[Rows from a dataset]
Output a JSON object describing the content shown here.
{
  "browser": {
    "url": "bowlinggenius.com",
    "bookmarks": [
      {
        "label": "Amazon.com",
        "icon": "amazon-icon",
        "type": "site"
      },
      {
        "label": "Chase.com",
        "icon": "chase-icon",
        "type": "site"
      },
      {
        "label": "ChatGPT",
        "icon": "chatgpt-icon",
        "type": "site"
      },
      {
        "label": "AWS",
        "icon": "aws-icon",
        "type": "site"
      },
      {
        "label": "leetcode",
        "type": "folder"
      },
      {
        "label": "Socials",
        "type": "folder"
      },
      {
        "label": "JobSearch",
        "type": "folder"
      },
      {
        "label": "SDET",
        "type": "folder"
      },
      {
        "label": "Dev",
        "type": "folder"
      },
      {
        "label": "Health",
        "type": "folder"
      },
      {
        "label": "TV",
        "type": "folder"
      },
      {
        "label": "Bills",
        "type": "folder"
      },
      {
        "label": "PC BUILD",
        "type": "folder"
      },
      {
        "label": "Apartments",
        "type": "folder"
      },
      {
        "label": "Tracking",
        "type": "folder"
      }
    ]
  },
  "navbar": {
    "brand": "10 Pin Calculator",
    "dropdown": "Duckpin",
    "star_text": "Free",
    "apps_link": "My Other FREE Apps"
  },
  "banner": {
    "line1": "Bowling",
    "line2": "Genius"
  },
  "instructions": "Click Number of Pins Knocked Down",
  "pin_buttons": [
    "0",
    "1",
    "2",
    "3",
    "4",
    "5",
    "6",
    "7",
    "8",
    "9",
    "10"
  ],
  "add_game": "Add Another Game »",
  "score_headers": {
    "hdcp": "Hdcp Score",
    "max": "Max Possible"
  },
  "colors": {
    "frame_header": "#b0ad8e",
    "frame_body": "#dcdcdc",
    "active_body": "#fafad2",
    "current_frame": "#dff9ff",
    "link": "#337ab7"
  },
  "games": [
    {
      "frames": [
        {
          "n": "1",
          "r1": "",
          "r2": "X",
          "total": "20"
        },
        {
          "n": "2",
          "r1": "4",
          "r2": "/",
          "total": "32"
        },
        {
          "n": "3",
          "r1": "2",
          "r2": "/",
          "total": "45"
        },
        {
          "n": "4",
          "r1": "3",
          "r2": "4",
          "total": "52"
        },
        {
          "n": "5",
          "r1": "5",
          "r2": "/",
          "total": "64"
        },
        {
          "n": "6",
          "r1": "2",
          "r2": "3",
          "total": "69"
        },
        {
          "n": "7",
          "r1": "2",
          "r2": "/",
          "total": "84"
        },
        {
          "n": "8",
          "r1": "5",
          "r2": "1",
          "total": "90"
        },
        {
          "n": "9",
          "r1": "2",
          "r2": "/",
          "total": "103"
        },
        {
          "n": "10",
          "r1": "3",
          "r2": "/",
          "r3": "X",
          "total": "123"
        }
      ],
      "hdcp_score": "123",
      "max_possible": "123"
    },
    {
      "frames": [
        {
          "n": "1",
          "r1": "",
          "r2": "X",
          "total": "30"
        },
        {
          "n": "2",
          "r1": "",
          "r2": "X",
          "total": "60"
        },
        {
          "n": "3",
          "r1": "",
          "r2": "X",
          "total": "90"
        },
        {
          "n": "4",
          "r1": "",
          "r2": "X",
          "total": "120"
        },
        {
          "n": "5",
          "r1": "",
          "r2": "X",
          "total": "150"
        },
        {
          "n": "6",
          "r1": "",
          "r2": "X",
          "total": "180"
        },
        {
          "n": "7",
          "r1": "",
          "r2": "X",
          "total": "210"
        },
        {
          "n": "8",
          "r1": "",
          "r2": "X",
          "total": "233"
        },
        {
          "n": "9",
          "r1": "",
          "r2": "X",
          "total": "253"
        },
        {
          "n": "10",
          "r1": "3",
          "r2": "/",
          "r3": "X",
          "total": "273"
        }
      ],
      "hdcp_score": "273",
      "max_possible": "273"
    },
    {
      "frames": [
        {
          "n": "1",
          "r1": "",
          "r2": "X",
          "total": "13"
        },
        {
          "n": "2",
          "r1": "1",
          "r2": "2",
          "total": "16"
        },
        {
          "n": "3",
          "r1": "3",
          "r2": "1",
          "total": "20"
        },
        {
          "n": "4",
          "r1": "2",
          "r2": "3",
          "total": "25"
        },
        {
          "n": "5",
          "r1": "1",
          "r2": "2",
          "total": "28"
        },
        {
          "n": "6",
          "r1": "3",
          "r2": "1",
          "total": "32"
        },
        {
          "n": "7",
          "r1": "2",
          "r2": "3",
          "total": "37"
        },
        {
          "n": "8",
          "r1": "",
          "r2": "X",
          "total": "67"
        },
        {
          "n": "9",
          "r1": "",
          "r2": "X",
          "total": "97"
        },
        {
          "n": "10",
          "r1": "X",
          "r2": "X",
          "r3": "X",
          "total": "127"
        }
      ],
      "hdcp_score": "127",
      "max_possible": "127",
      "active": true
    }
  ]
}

What to produce:
Copy out each record exactly as given, omitting none.

Response for this exercise:
Output a JSON object describing the content shown here.
{
  "browser": {
    "url": "bowlinggenius.com",
    "bookmarks": [
      {
        "label": "Amazon.com",
        "icon": "amazon-icon",
        "type": "site"
      },
      {
        "label": "Chase.com",
        "icon": "chase-icon",
        "type": "site"
      },
      {
        "label": "ChatGPT",
        "icon": "chatgpt-icon",
        "type": "site"
      },
      {
        "label": "AWS",
        "icon": "aws-icon",
        "type": "site"
      },
      {
        "label": "leetcode",
        "type": "folder"
      },
      {
        "label": "Socials",
        "type": "folder"
      },
      {
        "label": "JobSearch",
        "type": "folder"
      },
      {
        "label": "SDET",
        "type": "folder"
      },
      {
        "label": "Dev",
        "type": "folder"
      },
      {
        "label": "Health",
        "type": "folder"
      },
      {
        "label": "TV",
        "type": "folder"
      },
      {
        "label": "Bills",
        "type": "folder"
      },
      {
        "label": "PC BUILD",
        "type": "folder"
      },
      {
        "label": "Apartments",
        "type": "folder"
      },
      {
        "label": "Tracking",
        "type": "folder"
      }
    ]
  },
  "navbar": {
    "brand": "10 Pin Calculator",
    "dropdown": "Duckpin",
    "star_text": "Free",
    "apps_link": "My Other FREE Apps"
  },
  "banner": {
    "line1": "Bowling",
    "line2": "Genius"
  },
  "instructions": "Click Number of Pins Knocked Down",
  "pin_buttons": [
    "0",
    "1",
    "2",
    "3",
    "4",
    "5",
    "6",
    "7",
    "8",
    "9",
    "10"
  ],
  "add_game": "Add Another Game »",
  "score_headers": {
    "hdcp": "Hdcp Score",
    "max": "Max Possible"
  },
  "colors": {
    "frame_header": "#b0ad8e",
    "frame_body": "#dcdcdc",
    "active_body": "#fafad2",
    "current_frame": "#dff9ff",
    "link": "#337ab7"
  },
  "games": [
    {
      "frames": [
        {
          "n": "1",
          "r1": "",
          "r2": "X",
          "total": "20"
        },
        {
          "n": "2",
          "r1": "4",
          "r2": "/",
          "total": "32"
        },
        {
          "n": "3",
          "r1": "2",
          "r2": "/",
          "total": "45"
        },
        {
          "n": "4",
          "r1": "3",
          "r2": "4",
          "total": "52"
        },
        {
          "n": "5",
          "r1": "5",
          "r2": "/",
          "total": "64"
        },
        {
          "n": "6",
          "r1": "2",
          "r2": "3",
          "total": "69"
        },
        {
          "n": "7",
          "r1": "2",
          "r2": "/",
          "total": "84"
        },
        {
          "n": "8",
          "r1": "5",
          "r2": "1",
          "total": "90"
        },
        {
          "n": "9",
          "r1": "2",
          "r2": "/",
          "total": "103"
        },
        {
          "n": "10",
          "r1": "3",
          "r2": "/",
          "r3": "X",
          "total": "123"
        }
      ],
      "hdcp_score": "123",
      "max_possible": "123"
    },
    {
      "frames": [
        {
          "n": "1",
          "r1": "",
          "r2": "X",
          "total": "30"
        },
        {
          "n": "2",
          "r1": "",
          "r2": "X",
          "total": "60"
        },
        {
          "n": "3",
          "r1": "",
          "r2": "X",
          "total": "90"
        },
        {
          "n": "4",
          "r1": "",
          "r2": "X",
          "total": "120"
        },
        {
          "n": "5",
          "r1": "",
          "r2": "X",
          "total": "150"
        },
        {
          "n": "6",
          "r1": "",
          "r2": "X",
          "total": "180"
        },
        {
          "n": "7",
          "r1": "",
          "r2": "X",
          "total": "210"
        },
        {
          "n": "8",
          "r1": "",
          "r2": "X",
          "total": "233"
        },
        {
          "n": "9",
          "r1": "",
          "r2": "X",
          "total": "253"
        },
        {
          "n": "10",
          "r1": "3",
          "r2": "/",
          "r3": "X",
          "total": "273"
        }
      ],
      "hdcp_score": "273",
      "max_possible": "273"
    },
    {
      "frames": [
        {
          "n": "1",
          "r1": "",
          "r2": "X",
          "total": "13"
        },
        {
          "n": "2",
          "r1": "1",
          "r2": "2",
          "total": "16"
        },
        {
          "n": "3",
          "r1": "3",
          "r2": "1",
          "total": "20"
        },
        {
          "n": "4",
          "r1": "2",
          "r2": "3",
          "total": "25"
        },
        {
          "n": "5",
          "r1": "1",
          "r2": "2",
          "total": "28"
        },
        {
          "n": "6",
          "r1": "3",
          "r2": "1",
          "total": "32"
        },
        {
          "n": "7",
          "r1": "2",
          "r2": "3",
          "total": "37"
        },
        {
          "n": "8",
          "r1": "",
          "r2": "X",
          "total": "67"
        },
        {
          "n": "9",
          "r1": "",
          "r2": "X",
          "total": "97"
        },
        {
          "n": "10",
          "r1": "X",
          "r2": "X",
          "r3": "X",
          "total": "127"
        }
      ],
      "hdcp_score": "127",
      "max_possible": "127",
      "active": true
    }
  ]
}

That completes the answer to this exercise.